[Data records]
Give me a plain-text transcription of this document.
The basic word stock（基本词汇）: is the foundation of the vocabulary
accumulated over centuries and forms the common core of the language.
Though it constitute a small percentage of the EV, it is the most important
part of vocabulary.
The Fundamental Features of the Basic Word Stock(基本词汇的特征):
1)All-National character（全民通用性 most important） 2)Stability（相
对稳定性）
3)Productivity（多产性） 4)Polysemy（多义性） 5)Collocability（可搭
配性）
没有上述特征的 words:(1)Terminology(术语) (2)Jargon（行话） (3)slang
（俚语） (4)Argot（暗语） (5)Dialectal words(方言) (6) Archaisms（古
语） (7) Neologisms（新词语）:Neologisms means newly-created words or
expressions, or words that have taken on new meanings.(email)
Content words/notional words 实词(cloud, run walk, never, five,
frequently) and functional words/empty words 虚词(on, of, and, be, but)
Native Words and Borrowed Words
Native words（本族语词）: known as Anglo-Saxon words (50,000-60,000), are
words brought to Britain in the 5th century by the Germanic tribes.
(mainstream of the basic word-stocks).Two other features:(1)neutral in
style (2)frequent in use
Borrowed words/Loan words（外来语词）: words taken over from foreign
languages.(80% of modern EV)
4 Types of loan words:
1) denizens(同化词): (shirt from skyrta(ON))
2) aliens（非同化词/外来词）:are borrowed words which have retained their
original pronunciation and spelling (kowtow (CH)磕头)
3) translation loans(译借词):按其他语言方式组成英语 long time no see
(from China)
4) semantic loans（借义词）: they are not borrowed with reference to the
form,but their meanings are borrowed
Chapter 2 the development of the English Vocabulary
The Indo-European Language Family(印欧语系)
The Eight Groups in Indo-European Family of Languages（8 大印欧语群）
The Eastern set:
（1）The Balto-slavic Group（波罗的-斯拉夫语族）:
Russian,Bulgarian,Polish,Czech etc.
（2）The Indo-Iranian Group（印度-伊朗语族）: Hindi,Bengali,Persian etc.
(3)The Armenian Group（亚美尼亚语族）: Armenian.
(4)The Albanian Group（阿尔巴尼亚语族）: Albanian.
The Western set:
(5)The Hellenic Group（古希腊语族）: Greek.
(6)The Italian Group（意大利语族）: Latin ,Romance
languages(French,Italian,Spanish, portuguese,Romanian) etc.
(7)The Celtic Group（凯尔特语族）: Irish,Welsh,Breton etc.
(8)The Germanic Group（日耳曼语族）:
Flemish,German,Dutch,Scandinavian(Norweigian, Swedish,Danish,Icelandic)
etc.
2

▶ **Work to be completed**
Single out each line of the records above with the string "have" in it, and copy it.

▶ **Result below**
expressions, or words that have taken on new meanings.(email)
2) aliens（非同化词/外来词）:are borrowed words which have retained their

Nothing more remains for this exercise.